### WORK REQUIRED
Among the lines of this listing, determine how many contain the string "subtitle". Answer with the number only.

### MATERIAL PROVIDED
==================================================

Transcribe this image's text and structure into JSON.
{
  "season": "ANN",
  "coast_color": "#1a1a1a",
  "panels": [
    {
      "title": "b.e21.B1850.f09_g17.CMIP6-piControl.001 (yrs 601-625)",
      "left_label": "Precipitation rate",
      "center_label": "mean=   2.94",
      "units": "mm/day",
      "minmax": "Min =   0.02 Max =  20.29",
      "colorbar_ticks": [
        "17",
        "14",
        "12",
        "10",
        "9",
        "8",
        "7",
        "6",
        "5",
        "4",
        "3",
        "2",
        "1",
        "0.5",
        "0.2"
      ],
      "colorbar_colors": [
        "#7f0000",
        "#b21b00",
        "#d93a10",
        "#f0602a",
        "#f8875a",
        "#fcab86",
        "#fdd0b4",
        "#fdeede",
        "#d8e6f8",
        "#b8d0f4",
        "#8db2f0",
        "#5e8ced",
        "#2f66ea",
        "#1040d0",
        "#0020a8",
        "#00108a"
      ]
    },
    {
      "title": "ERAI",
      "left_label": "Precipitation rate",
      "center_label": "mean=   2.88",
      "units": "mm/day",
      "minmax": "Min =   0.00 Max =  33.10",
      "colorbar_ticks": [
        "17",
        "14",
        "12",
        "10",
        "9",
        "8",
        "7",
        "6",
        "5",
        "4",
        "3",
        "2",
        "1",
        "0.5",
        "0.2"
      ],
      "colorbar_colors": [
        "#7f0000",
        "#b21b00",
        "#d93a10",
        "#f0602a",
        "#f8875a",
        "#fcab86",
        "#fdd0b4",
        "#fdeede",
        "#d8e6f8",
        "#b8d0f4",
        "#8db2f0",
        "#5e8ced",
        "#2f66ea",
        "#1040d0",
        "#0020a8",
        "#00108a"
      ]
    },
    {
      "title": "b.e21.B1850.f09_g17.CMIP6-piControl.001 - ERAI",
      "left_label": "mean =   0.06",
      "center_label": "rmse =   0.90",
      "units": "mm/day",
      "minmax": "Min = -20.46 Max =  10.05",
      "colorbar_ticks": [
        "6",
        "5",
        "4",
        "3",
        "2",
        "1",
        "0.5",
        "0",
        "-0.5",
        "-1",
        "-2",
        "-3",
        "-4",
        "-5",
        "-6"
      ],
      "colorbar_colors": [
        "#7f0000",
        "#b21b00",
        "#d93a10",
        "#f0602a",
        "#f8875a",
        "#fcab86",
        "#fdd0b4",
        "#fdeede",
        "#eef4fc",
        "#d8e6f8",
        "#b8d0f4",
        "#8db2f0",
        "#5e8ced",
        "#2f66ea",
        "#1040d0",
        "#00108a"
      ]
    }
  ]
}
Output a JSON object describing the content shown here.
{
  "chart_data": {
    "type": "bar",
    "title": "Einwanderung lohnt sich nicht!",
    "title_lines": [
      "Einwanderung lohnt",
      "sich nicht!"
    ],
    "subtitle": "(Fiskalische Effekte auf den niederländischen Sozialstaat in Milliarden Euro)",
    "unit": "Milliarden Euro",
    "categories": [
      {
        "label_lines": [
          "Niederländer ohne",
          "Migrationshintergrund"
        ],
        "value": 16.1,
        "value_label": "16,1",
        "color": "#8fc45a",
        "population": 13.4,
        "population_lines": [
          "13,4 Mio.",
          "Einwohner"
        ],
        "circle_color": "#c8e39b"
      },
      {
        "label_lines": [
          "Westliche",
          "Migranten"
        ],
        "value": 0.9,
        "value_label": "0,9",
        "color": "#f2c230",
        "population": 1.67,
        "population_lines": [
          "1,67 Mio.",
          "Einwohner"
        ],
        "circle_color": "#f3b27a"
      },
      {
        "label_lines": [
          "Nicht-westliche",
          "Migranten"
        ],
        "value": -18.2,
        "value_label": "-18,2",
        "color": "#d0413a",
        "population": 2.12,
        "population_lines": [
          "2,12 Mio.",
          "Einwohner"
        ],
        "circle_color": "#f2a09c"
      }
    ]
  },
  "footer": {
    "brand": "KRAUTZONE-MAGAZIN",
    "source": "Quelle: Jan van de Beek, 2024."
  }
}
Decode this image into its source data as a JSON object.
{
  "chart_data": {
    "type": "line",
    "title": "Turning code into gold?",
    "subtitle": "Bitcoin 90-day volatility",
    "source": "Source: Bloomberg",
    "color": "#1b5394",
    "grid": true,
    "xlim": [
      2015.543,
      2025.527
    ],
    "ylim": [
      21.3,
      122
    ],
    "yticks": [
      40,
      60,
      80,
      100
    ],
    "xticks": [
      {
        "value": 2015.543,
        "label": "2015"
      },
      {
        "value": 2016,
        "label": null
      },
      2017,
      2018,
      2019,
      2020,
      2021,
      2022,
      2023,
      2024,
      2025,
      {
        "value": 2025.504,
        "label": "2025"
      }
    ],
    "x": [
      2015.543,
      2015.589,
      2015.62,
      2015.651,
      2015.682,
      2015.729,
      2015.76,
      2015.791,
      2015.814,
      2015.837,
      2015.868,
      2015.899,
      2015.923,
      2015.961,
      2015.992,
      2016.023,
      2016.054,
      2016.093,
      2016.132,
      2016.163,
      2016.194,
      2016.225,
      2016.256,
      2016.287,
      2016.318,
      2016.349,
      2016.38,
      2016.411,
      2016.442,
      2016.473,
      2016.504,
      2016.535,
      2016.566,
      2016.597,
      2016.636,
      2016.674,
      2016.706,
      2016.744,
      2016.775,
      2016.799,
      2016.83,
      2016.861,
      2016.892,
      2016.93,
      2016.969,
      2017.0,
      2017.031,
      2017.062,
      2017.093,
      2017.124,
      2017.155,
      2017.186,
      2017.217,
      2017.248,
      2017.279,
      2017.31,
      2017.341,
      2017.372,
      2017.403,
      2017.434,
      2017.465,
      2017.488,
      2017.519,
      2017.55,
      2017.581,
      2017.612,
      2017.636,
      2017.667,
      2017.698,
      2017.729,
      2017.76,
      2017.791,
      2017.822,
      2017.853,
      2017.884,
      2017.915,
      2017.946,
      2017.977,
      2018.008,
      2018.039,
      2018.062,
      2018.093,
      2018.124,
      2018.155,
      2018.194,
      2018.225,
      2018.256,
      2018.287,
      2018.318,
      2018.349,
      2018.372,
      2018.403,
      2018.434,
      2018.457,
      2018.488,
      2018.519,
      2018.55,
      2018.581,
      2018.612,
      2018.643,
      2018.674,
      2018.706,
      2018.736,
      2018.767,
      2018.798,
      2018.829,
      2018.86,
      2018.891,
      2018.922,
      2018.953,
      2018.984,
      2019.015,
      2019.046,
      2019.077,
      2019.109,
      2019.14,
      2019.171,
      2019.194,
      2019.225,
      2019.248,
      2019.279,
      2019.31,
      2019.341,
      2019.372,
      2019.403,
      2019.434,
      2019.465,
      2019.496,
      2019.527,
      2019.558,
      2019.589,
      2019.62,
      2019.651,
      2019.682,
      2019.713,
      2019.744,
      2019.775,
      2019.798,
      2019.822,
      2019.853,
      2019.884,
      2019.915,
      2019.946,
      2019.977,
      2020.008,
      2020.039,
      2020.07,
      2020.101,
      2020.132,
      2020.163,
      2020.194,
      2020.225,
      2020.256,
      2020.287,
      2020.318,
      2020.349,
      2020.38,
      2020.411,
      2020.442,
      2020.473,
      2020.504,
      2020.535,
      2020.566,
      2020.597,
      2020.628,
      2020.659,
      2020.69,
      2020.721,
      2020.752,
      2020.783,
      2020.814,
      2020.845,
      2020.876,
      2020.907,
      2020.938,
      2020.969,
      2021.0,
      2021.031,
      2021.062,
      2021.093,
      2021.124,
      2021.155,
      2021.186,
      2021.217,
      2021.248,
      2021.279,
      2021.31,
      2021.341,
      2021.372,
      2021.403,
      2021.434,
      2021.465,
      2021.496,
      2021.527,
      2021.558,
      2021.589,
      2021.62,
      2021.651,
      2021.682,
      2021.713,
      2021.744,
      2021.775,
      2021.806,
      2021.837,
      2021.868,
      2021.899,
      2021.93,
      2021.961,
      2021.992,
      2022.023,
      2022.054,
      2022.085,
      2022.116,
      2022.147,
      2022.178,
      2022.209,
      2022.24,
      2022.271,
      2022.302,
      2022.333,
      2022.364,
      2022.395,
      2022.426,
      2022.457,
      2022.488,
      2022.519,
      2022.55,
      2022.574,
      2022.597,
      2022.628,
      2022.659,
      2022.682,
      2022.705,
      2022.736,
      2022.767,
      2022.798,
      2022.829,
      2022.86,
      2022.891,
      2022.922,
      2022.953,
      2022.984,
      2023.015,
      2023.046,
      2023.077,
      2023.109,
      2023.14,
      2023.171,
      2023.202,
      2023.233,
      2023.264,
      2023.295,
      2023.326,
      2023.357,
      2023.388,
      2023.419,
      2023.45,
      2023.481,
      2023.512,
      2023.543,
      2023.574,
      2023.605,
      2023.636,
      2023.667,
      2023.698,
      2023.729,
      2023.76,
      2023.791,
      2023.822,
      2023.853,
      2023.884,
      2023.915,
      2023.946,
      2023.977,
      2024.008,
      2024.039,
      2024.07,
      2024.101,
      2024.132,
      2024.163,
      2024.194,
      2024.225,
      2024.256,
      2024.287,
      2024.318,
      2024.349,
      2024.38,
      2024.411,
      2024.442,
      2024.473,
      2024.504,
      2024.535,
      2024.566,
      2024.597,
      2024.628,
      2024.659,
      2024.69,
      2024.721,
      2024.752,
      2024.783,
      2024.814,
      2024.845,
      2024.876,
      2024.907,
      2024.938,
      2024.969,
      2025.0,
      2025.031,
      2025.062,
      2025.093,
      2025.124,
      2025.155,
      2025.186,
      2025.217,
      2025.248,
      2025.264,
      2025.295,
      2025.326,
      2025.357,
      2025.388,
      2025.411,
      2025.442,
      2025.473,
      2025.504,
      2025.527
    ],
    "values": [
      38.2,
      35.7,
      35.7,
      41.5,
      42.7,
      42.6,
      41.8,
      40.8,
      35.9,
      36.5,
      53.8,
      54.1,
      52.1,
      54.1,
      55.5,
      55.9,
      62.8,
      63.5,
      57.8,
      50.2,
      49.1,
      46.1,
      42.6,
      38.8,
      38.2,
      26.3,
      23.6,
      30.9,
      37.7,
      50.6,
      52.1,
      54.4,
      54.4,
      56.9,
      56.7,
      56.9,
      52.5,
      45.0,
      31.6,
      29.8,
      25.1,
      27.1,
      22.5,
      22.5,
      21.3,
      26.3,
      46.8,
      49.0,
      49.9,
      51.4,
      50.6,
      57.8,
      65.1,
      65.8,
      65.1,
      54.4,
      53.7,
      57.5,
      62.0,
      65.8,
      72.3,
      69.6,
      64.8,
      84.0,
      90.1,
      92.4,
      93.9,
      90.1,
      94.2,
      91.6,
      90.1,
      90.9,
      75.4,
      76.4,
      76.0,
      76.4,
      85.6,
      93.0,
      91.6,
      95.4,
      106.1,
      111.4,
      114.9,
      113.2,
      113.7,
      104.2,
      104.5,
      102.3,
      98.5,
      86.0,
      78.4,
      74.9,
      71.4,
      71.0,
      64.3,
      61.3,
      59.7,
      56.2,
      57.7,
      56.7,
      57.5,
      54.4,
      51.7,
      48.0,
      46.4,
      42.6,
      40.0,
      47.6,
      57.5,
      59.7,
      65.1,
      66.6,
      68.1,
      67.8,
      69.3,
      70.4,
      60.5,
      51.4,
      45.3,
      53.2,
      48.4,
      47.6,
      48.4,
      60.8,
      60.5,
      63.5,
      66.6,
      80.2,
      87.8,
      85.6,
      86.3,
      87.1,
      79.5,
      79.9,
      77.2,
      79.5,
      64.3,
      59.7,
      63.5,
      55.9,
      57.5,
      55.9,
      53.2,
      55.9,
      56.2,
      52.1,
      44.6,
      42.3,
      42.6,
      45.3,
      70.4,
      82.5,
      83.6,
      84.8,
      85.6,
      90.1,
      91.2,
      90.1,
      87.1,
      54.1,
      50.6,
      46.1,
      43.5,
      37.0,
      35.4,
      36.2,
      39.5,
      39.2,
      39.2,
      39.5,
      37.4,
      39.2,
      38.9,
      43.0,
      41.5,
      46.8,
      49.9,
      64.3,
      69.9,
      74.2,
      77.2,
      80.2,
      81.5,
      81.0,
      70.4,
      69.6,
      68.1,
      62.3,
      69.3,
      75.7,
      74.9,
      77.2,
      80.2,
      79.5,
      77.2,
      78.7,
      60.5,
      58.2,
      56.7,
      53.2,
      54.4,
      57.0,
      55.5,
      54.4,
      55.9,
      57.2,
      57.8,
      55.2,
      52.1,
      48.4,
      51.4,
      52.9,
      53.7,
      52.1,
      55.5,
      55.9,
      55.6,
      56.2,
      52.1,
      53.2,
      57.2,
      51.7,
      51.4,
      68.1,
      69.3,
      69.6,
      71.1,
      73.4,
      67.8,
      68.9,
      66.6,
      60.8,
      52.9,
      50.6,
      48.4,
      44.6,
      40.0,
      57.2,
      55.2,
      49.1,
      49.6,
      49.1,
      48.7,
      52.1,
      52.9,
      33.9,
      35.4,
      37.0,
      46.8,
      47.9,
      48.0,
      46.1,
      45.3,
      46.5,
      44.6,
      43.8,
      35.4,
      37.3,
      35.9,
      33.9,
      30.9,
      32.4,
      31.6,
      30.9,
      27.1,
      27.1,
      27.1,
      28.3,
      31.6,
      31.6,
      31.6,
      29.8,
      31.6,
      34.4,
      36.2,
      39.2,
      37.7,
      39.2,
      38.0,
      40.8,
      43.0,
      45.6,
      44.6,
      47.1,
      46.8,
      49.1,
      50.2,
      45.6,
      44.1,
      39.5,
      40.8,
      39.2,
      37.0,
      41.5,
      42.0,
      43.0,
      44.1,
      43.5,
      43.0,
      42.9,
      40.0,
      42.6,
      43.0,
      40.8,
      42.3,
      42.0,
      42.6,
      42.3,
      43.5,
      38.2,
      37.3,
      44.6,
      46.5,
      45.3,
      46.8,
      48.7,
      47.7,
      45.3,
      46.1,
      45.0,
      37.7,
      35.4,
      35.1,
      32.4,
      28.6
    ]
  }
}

==================================================

### TASK OUTPUT
2